#### Provided entries

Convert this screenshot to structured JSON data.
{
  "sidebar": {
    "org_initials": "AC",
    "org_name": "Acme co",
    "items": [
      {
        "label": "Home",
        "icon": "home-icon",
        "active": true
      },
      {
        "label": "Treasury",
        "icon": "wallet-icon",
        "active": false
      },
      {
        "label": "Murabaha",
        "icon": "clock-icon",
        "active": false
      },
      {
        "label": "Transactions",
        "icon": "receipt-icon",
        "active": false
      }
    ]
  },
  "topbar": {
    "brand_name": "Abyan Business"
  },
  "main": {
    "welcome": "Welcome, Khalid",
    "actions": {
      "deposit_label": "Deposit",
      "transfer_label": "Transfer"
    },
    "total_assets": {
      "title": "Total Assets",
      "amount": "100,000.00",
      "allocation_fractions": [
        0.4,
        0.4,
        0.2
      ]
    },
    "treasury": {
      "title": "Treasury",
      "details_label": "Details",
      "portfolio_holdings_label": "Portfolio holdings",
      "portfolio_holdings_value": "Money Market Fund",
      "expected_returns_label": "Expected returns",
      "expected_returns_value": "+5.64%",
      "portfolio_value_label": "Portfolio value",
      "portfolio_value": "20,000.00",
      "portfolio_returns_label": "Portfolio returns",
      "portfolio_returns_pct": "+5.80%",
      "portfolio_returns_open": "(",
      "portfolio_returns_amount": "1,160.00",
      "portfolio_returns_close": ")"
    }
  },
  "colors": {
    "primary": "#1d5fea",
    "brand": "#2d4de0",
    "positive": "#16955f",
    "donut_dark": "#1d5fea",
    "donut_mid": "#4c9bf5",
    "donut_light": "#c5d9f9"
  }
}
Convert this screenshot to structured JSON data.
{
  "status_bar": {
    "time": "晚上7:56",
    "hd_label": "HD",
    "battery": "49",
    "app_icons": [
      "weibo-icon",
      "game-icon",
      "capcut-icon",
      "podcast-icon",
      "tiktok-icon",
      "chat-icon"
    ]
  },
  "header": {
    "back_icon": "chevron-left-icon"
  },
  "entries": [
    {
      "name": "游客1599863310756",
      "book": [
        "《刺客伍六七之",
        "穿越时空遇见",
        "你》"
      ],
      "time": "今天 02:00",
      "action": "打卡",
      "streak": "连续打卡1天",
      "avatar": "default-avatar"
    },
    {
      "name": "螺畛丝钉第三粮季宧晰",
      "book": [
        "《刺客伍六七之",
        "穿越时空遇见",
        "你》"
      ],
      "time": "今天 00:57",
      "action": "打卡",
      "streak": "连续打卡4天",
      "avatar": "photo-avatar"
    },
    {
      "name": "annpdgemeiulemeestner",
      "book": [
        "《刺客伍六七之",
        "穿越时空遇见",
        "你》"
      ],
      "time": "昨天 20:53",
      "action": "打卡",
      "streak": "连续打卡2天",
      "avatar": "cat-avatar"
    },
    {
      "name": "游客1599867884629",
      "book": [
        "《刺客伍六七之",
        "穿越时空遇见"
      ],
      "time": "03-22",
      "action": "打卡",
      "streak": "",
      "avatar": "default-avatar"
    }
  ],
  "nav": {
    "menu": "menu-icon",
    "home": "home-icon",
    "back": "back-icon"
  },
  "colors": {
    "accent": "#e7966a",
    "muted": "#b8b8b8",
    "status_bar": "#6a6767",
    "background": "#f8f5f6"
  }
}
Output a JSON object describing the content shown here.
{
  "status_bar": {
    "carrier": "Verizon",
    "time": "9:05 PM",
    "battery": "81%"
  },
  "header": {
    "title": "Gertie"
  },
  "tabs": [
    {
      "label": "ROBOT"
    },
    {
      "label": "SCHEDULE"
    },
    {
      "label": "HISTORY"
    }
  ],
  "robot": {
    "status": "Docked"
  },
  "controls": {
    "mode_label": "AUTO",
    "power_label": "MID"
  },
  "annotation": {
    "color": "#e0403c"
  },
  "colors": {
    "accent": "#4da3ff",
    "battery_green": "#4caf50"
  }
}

########

#### [Your task]
Return each entry from above without altering a single character.

#### [Final result]
Convert this screenshot to structured JSON data.
{
  "sidebar": {
    "org_initials": "AC",
    "org_name": "Acme co",
    "items": [
      {
        "label": "Home",
        "icon": "home-icon",
        "active": true
      },
      {
        "label": "Treasury",
        "icon": "wallet-icon",
        "active": false
      },
      {
        "label": "Murabaha",
        "icon": "clock-icon",
        "active": false
      },
      {
        "label": "Transactions",
        "icon": "receipt-icon",
        "active": false
      }
    ]
  },
  "topbar": {
    "brand_name": "Abyan Business"
  },
  "main": {
    "welcome": "Welcome, Khalid",
    "actions": {
      "deposit_label": "Deposit",
      "transfer_label": "Transfer"
    },
    "total_assets": {
      "title": "Total Assets",
      "amount": "100,000.00",
      "allocation_fractions": [
        0.4,
        0.4,
        0.2
      ]
    },
    "treasury": {
      "title": "Treasury",
      "details_label": "Details",
      "portfolio_holdings_label": "Portfolio holdings",
      "portfolio_holdings_value": "Money Market Fund",
      "expected_returns_label": "Expected returns",
      "expected_returns_value": "+5.64%",
      "portfolio_value_label": "Portfolio value",
      "portfolio_value": "20,000.00",
      "portfolio_returns_label": "Portfolio returns",
      "portfolio_returns_pct": "+5.80%",
      "portfolio_returns_open": "(",
      "portfolio_returns_amount": "1,160.00",
      "portfolio_returns_close": ")"
    }
  },
  "colors": {
    "primary": "#1d5fea",
    "brand": "#2d4de0",
    "positive": "#16955f",
    "donut_dark": "#1d5fea",
    "donut_mid": "#4c9bf5",
    "donut_light": "#c5d9f9"
  }
}
Convert this screenshot to structured JSON data.
{
  "status_bar": {
    "time": "晚上7:56",
    "hd_label": "HD",
    "battery": "49",
    "app_icons": [
      "weibo-icon",
      "game-icon",
      "capcut-icon",
      "podcast-icon",
      "tiktok-icon",
      "chat-icon"
    ]
  },
  "header": {
    "back_icon": "chevron-left-icon"
  },
  "entries": [
    {
      "name": "游客1599863310756",
      "book": [
        "《刺客伍六七之",
        "穿越时空遇见",
        "你》"
      ],
      "time": "今天 02:00",
      "action": "打卡",
      "streak": "连续打卡1天",
      "avatar": "default-avatar"
    },
    {
      "name": "螺畛丝钉第三粮季宧晰",
      "book": [
        "《刺客伍六七之",
        "穿越时空遇见",
        "你》"
      ],
      "time": "今天 00:57",
      "action": "打卡",
      "streak": "连续打卡4天",
      "avatar": "photo-avatar"
    },
    {
      "name": "annpdgemeiulemeestner",
      "book": [
        "《刺客伍六七之",
        "穿越时空遇见",
        "你》"
      ],
      "time": "昨天 20:53",
      "action": "打卡",
      "streak": "连续打卡2天",
      "avatar": "cat-avatar"
    },
    {
      "name": "游客1599867884629",
      "book": [
        "《刺客伍六七之",
        "穿越时空遇见"
      ],
      "time": "03-22",
      "action": "打卡",
      "streak": "",
      "avatar": "default-avatar"
    }
  ],
  "nav": {
    "menu": "menu-icon",
    "home": "home-icon",
    "back": "back-icon"
  },
  "colors": {
    "accent": "#e7966a",
    "muted": "#b8b8b8",
    "status_bar": "#6a6767",
    "background": "#f8f5f6"
  }
}
Output a JSON object describing the content shown here.
{
  "status_bar": {
    "carrier": "Verizon",
    "time": "9:05 PM",
    "battery": "81%"
  },
  "header": {
    "title": "Gertie"
  },
  "tabs": [
    {
      "label": "ROBOT"
    },
    {
      "label": "SCHEDULE"
    },
    {
      "label": "HISTORY"
    }
  ],
  "robot": {
    "status": "Docked"
  },
  "controls": {
    "mode_label": "AUTO",
    "power_label": "MID"
  },
  "annotation": {
    "color": "#e0403c"
  },
  "colors": {
    "accent": "#4da3ff",
    "battery_green": "#4caf50"
  }
}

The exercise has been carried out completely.